#### [Records contained in a dataset]
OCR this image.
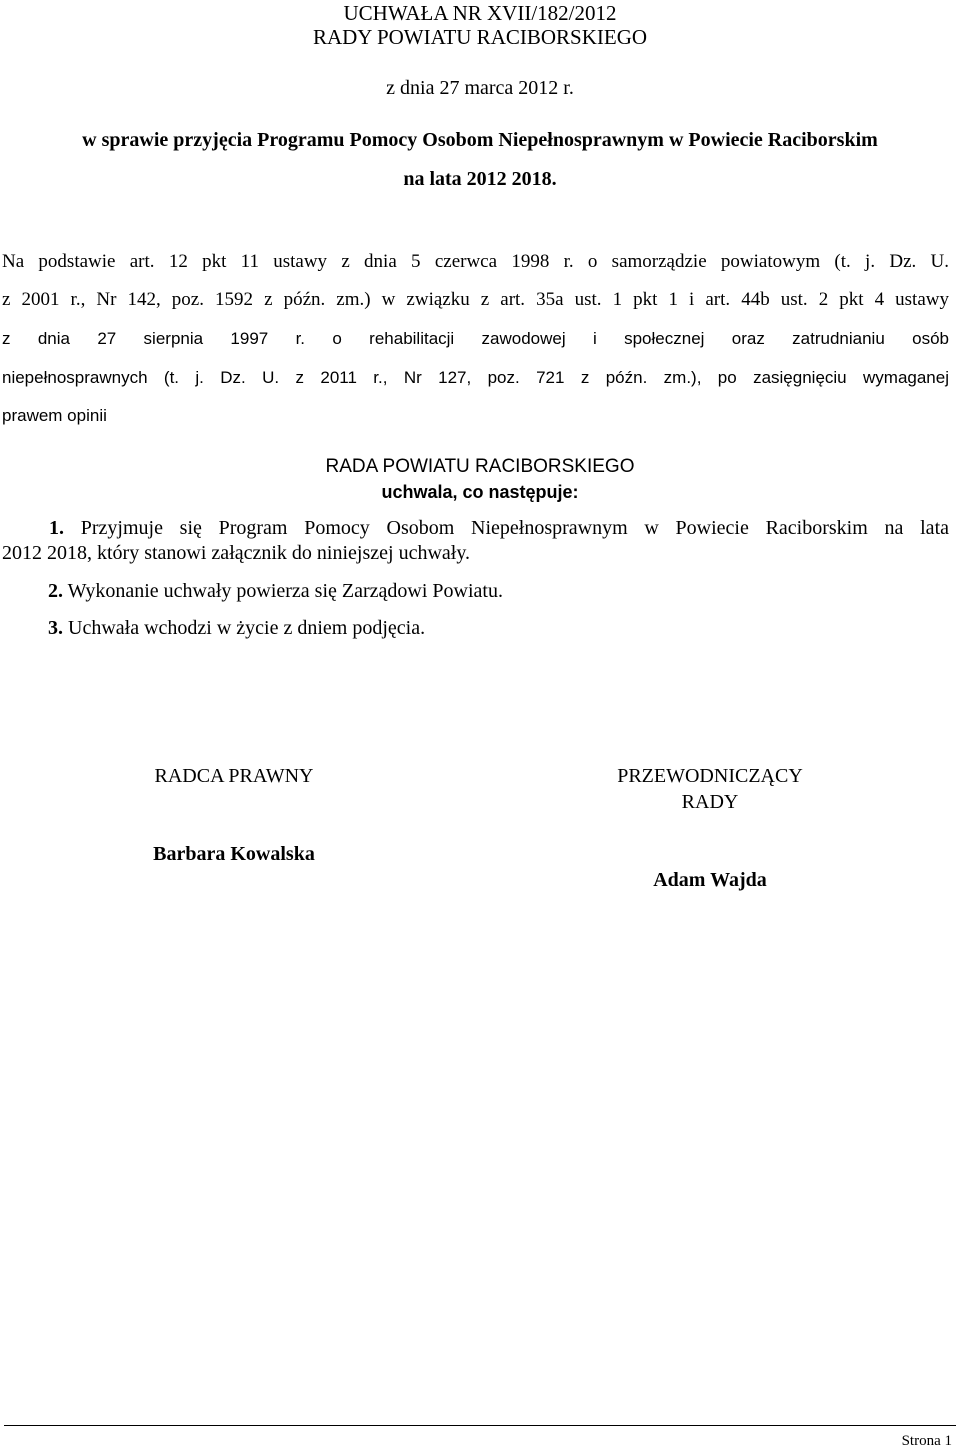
UCHWAŁA NR XVII/182/2012
RADY POWIATU RACIBORSKIEGO
z dnia 27 marca 2012 r.
w sprawie przyjęcia Programu Pomocy Osobom Niepełnosprawnym w Powiecie Raciborskim
na lata 2012 2018.
Na podstawie art. 12 pkt 11 ustawy z dnia 5 czerwca 1998 r. o samorządzie powiatowym (t. j. Dz. U.
z 2001 r., Nr 142, poz. 1592 z późn. zm.) w związku z art. 35a ust. 1 pkt 1 i art. 44b ust. 2 pkt 4 ustawy
z dnia 27 sierpnia 1997 r. o rehabilitacji zawodowej i społecznej oraz zatrudnianiu osób
niepełnosprawnych (t. j. Dz. U. z 2011 r., Nr 127, poz. 721 z późn. zm.), po zasięgnięciu wymaganej
prawem opinii
RADA POWIATU RACIBORSKIEGO
uchwala, co następuje:
1. Przyjmuje się Program Pomocy Osobom Niepełnosprawnym w Powiecie Raciborskim na lata
2012 2018, który stanowi załącznik do niniejszej uchwały.
2. Wykonanie uchwały powierza się Zarządowi Powiatu.
3. Uchwała wchodzi w życie z dniem podjęcia.
RADCA PRAWNY
Barbara Kowalska
PRZEWODNICZĄCY
RADY
Adam Wajda
Strona 1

#### [Work required]
Some lines of the data above may hold the word "Osobom"; report how many do, and nothing else.

#### [Solution to the exercise]
2